Recorded data:
--

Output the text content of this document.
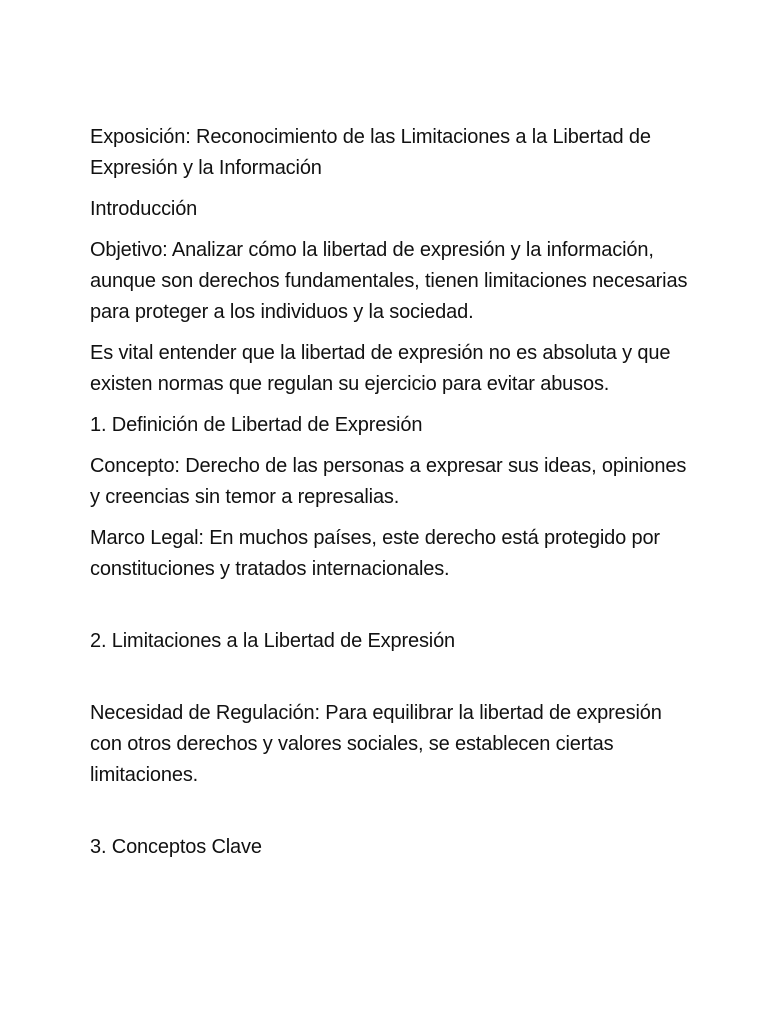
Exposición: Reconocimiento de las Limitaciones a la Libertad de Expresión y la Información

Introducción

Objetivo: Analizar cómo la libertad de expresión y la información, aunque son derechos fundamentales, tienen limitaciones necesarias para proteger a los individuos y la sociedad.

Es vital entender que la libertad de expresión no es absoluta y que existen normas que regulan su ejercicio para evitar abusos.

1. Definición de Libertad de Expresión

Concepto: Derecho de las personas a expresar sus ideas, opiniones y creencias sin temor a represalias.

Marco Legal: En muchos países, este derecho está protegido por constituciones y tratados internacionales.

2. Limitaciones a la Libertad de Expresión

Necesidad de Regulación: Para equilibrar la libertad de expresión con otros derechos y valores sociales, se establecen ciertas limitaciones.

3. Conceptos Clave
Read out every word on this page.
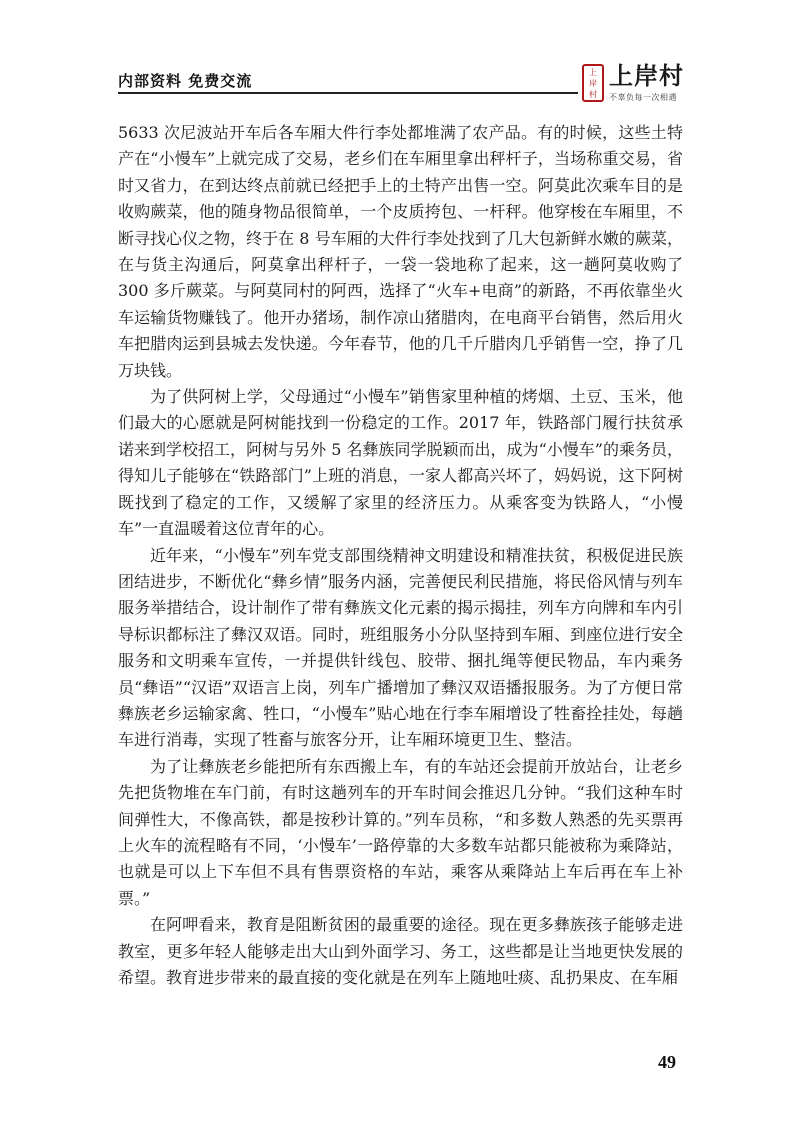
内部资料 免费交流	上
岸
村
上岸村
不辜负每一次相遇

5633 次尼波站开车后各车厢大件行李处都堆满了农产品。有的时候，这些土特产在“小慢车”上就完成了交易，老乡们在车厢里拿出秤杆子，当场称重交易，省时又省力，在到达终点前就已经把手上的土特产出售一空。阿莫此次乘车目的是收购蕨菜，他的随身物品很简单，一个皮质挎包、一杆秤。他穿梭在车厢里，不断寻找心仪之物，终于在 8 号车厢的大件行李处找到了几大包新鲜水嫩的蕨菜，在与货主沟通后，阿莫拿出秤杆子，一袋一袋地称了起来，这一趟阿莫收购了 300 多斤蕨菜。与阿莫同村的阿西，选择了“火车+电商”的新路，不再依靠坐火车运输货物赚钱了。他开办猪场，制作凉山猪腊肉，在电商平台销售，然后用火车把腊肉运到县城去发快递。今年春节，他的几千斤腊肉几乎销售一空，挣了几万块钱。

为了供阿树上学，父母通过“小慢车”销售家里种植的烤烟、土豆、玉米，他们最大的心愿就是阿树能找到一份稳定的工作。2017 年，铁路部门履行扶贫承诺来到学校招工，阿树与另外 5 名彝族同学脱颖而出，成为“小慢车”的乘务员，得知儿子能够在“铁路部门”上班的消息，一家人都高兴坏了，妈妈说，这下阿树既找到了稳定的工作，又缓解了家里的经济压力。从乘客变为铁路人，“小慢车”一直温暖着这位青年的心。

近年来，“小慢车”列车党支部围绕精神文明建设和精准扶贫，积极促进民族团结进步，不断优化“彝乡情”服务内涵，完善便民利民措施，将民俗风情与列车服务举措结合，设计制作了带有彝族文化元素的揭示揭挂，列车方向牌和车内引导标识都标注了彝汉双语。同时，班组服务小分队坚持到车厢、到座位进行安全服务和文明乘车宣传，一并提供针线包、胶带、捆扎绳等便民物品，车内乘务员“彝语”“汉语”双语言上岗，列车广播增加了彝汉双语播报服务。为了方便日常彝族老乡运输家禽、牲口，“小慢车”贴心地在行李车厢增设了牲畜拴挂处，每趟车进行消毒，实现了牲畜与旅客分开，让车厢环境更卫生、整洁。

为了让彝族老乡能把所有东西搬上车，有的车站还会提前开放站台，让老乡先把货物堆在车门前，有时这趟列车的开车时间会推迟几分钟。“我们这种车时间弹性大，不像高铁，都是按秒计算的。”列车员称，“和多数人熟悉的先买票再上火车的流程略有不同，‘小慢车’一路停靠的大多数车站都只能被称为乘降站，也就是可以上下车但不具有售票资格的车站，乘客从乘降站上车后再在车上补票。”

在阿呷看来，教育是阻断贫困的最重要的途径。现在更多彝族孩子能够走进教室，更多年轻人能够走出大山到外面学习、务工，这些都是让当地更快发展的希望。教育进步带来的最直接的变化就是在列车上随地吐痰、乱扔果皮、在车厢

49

--

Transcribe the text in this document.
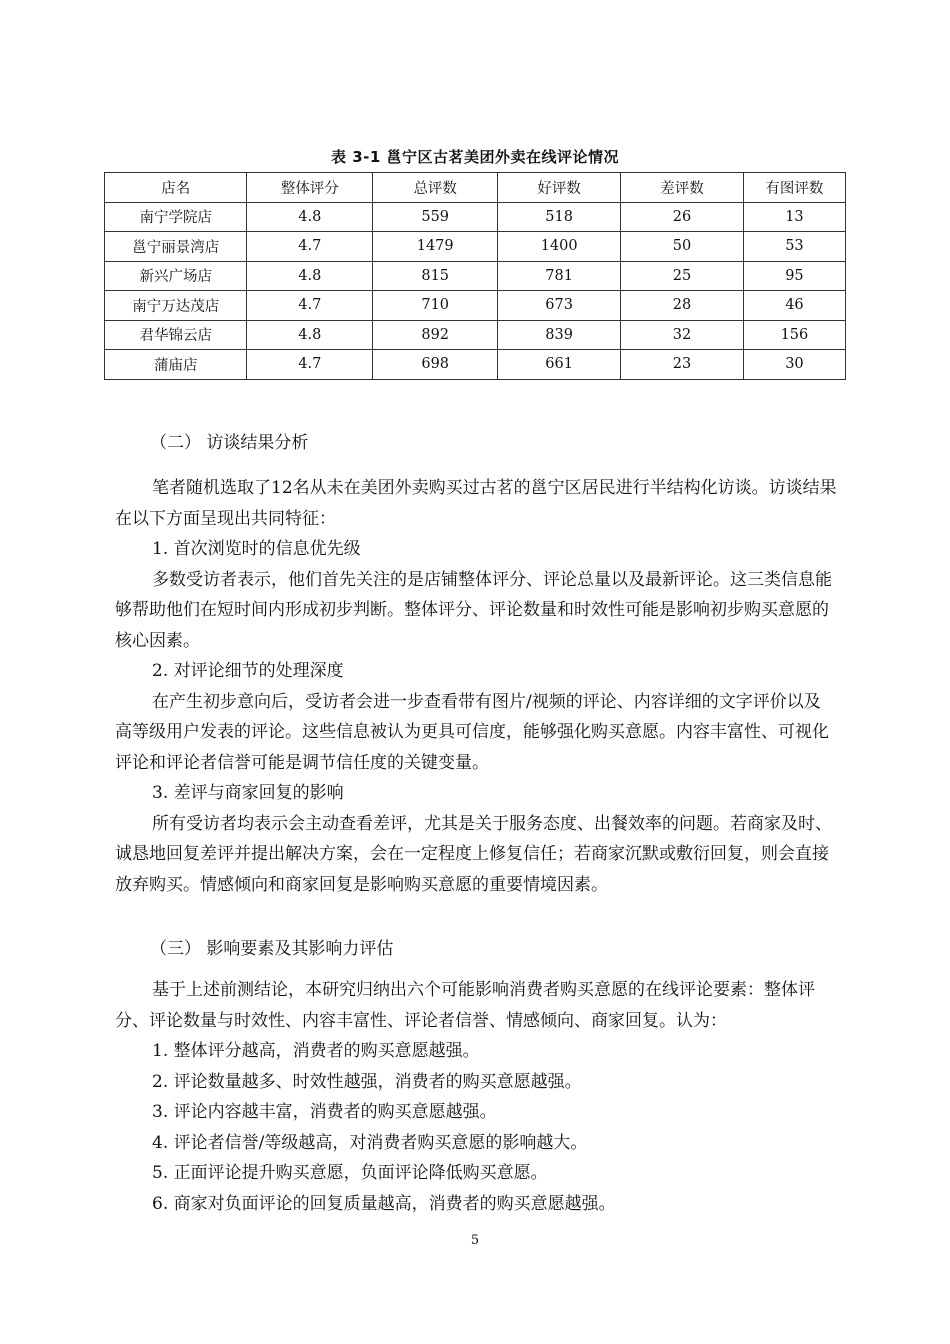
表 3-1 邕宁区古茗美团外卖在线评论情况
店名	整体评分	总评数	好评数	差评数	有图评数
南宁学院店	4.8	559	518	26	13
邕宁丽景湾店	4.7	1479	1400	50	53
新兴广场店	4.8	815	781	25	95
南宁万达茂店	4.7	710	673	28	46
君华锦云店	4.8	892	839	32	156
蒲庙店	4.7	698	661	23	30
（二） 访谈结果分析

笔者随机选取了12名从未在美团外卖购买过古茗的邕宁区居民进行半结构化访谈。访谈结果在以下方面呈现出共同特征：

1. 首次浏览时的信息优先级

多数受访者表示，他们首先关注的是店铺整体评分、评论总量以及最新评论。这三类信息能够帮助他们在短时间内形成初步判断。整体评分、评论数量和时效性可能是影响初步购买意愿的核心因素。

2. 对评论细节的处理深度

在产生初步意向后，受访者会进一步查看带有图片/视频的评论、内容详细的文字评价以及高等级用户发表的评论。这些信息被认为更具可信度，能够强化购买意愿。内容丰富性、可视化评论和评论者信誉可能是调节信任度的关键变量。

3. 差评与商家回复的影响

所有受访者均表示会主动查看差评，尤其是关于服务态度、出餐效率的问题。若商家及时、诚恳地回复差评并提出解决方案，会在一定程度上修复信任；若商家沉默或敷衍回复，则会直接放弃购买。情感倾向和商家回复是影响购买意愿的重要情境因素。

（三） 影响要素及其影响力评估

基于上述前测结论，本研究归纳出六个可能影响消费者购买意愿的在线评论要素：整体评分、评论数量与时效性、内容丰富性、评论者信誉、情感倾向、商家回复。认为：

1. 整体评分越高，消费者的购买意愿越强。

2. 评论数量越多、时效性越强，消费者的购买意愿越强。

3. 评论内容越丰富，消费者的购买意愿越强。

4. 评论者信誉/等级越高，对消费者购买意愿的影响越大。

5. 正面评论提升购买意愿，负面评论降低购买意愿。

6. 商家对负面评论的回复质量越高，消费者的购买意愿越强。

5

--

__Short task__.
Gather from the entries above all lines that include the string "derechos".

__Task answer__.
Objetivo: Analizar cómo la libertad de expresión y la información, aunque son derechos fundamentales, tienen limitaciones necesarias para proteger a los individuos y la sociedad.
Necesidad de Regulación: Para equilibrar la libertad de expresión con otros derechos y valores sociales, se establecen ciertas limitaciones.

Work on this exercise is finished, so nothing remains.